▶

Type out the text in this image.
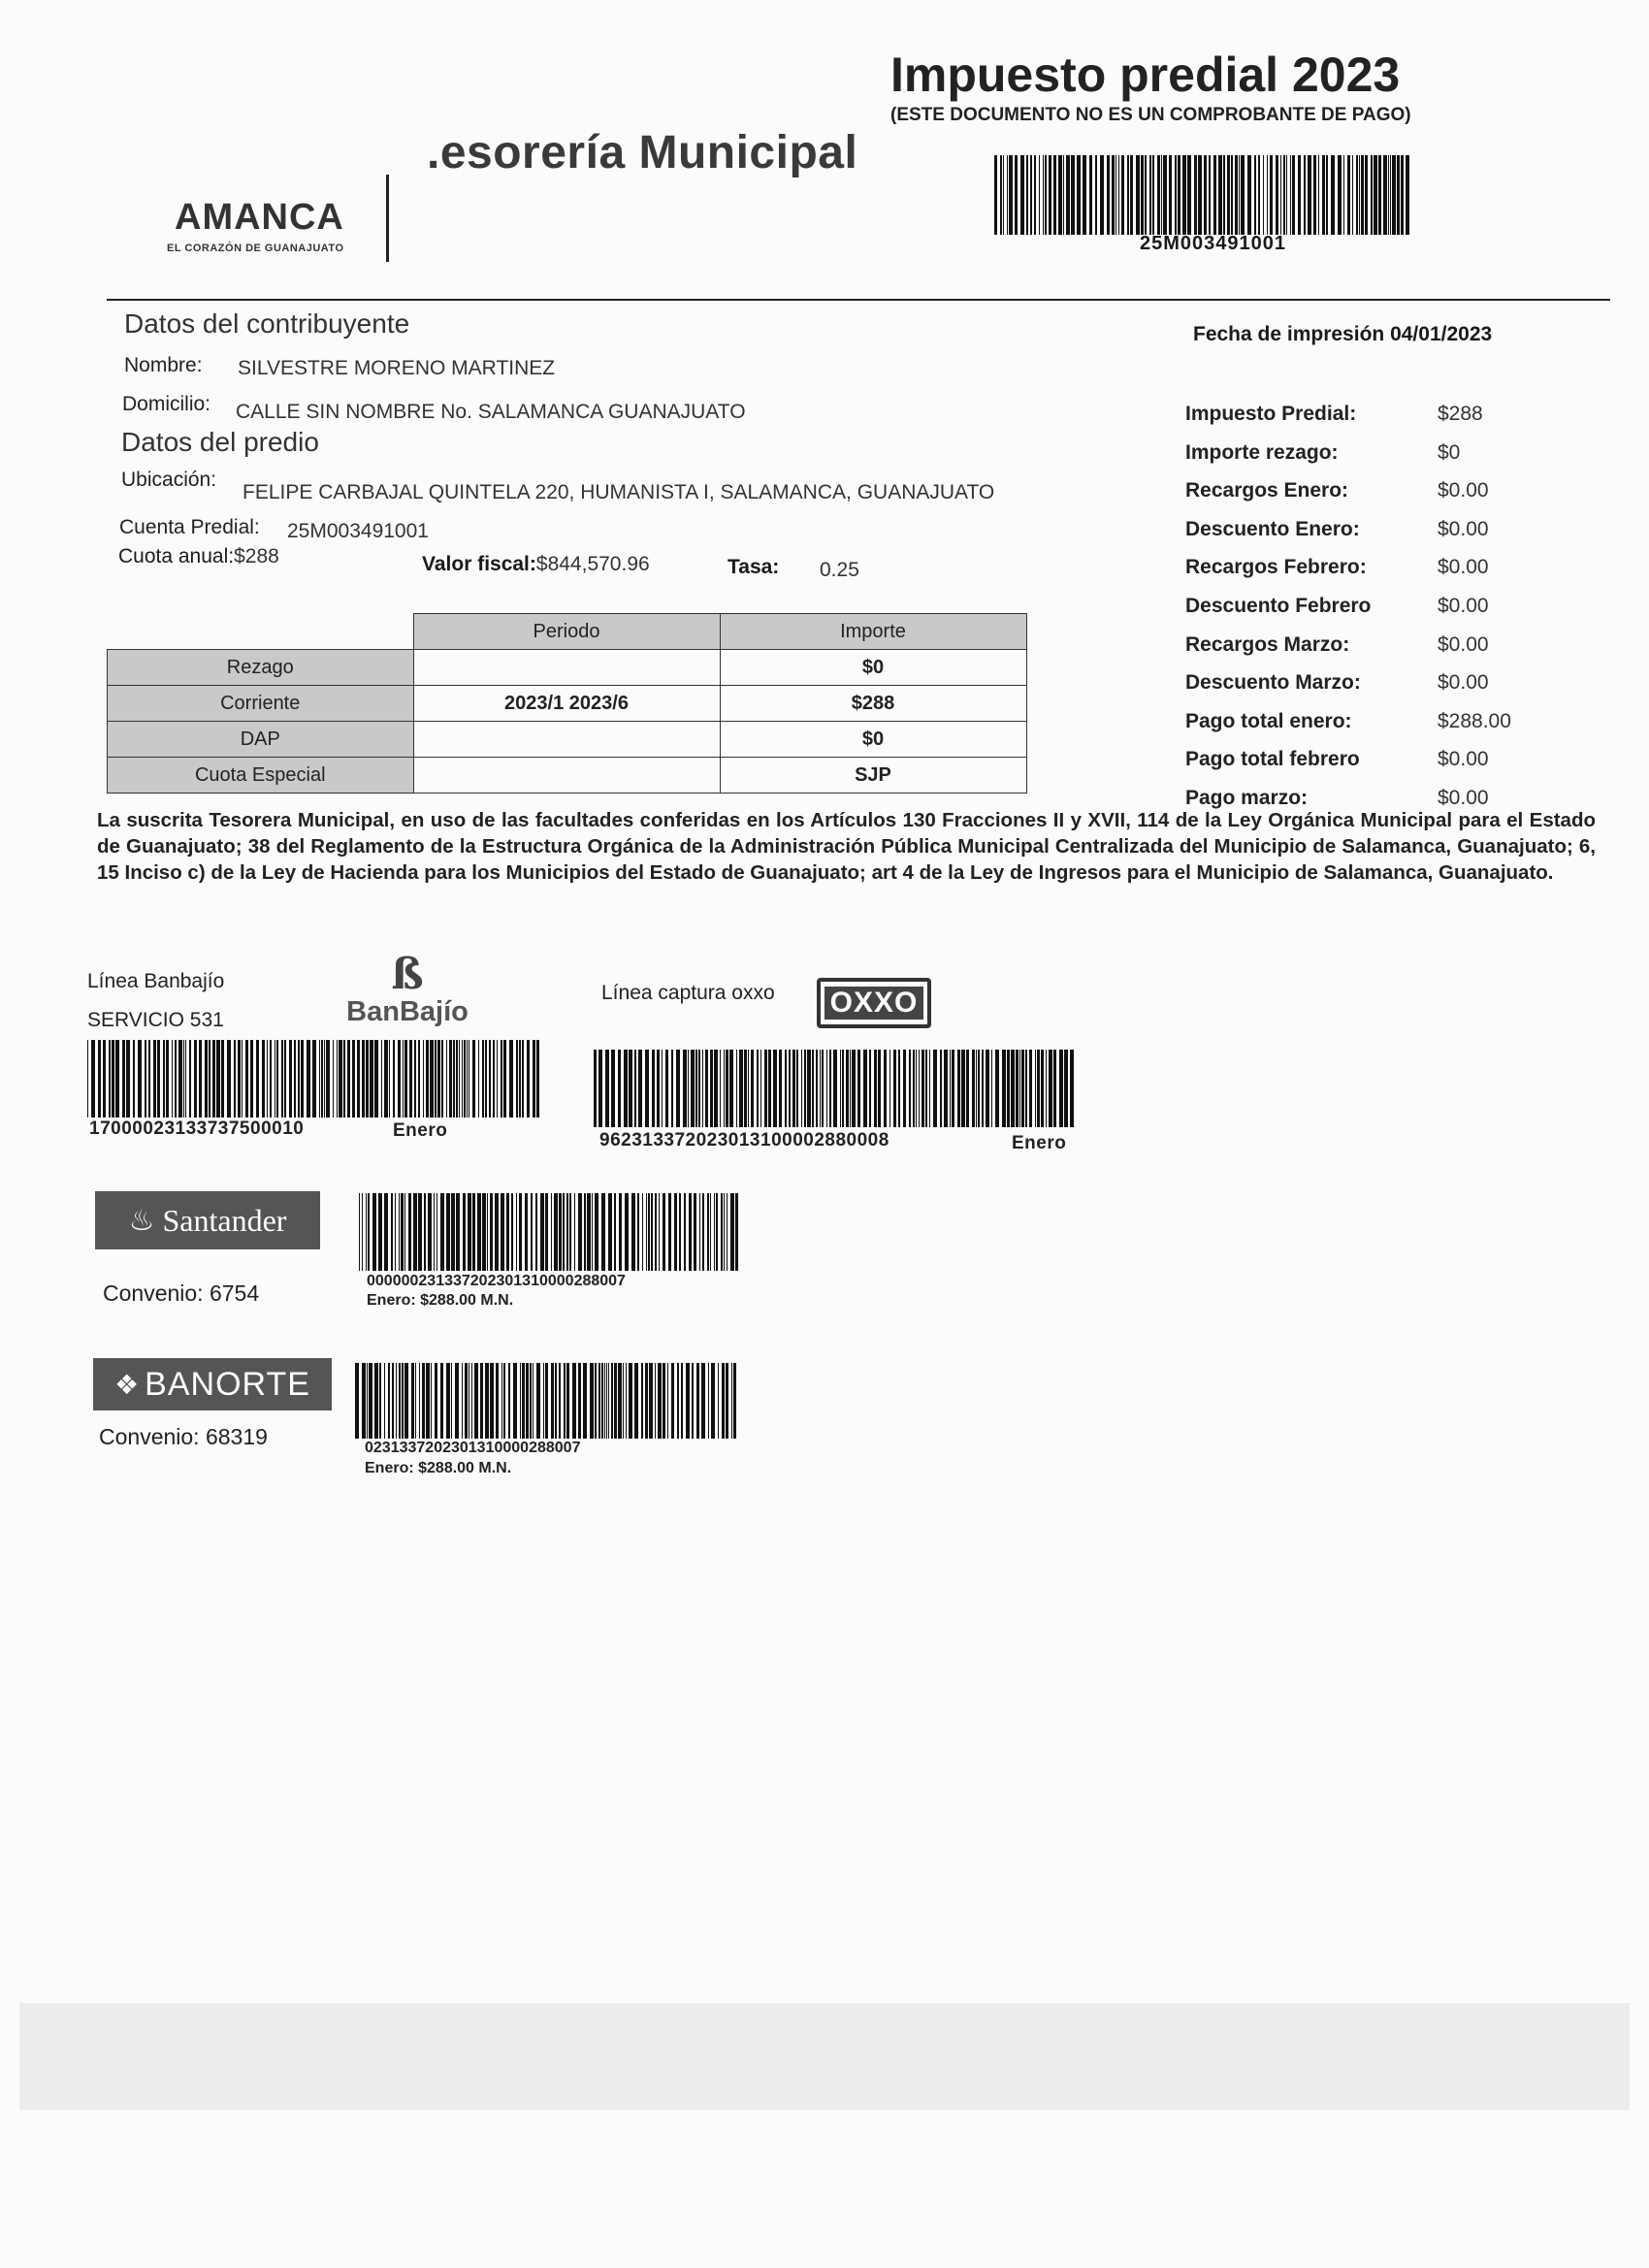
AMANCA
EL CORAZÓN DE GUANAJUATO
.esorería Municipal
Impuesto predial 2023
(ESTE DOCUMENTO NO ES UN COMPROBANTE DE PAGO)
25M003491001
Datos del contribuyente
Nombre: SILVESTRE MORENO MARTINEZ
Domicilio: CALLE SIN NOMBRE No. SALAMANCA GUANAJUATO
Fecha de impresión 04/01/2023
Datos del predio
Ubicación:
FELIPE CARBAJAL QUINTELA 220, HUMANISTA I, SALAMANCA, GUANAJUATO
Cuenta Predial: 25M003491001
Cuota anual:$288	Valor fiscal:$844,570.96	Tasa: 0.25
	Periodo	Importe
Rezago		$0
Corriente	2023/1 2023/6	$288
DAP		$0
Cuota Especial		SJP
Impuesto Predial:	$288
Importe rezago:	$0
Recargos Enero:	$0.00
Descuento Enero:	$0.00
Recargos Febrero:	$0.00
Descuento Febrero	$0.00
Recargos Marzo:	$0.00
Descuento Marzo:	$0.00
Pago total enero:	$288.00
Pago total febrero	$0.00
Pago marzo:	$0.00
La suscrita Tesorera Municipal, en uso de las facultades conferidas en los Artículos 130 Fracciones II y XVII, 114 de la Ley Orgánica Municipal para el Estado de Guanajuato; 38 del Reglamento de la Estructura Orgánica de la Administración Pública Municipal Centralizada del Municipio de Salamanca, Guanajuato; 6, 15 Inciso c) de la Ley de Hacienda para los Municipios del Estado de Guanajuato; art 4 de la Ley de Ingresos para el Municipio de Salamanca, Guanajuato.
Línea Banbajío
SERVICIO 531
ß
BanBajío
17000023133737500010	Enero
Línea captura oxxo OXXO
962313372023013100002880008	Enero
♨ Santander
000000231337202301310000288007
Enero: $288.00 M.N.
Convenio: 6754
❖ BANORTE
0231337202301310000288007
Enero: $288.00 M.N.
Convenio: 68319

◀

An exact transcription of all the entries is required, without the pictures.

Type out the text in this image.
AMANCA
EL CORAZÓN DE GUANAJUATO
.esorería Municipal
Impuesto predial 2023
(ESTE DOCUMENTO NO ES UN COMPROBANTE DE PAGO)
25M003491001
Datos del contribuyente
Nombre: SILVESTRE MORENO MARTINEZ
Domicilio: CALLE SIN NOMBRE No. SALAMANCA GUANAJUATO
Fecha de impresión 04/01/2023
Datos del predio
Ubicación:
FELIPE CARBAJAL QUINTELA 220, HUMANISTA I, SALAMANCA, GUANAJUATO
Cuenta Predial: 25M003491001
Cuota anual:$288	Valor fiscal:$844,570.96	Tasa: 0.25
	Periodo	Importe
Rezago		$0
Corriente	2023/1 2023/6	$288
DAP		$0
Cuota Especial		SJP
Impuesto Predial:	$288
Importe rezago:	$0
Recargos Enero:	$0.00
Descuento Enero:	$0.00
Recargos Febrero:	$0.00
Descuento Febrero	$0.00
Recargos Marzo:	$0.00
Descuento Marzo:	$0.00
Pago total enero:	$288.00
Pago total febrero	$0.00
Pago marzo:	$0.00
La suscrita Tesorera Municipal, en uso de las facultades conferidas en los Artículos 130 Fracciones II y XVII, 114 de la Ley Orgánica Municipal para el Estado de Guanajuato; 38 del Reglamento de la Estructura Orgánica de la Administración Pública Municipal Centralizada del Municipio de Salamanca, Guanajuato; 6, 15 Inciso c) de la Ley de Hacienda para los Municipios del Estado de Guanajuato; art 4 de la Ley de Ingresos para el Municipio de Salamanca, Guanajuato.
Línea Banbajío
SERVICIO 531
ß
BanBajío
17000023133737500010	Enero
Línea captura oxxo OXXO
962313372023013100002880008	Enero
♨ Santander
000000231337202301310000288007
Enero: $288.00 M.N.
Convenio: 6754
❖ BANORTE
0231337202301310000288007
Enero: $288.00 M.N.
Convenio: 68319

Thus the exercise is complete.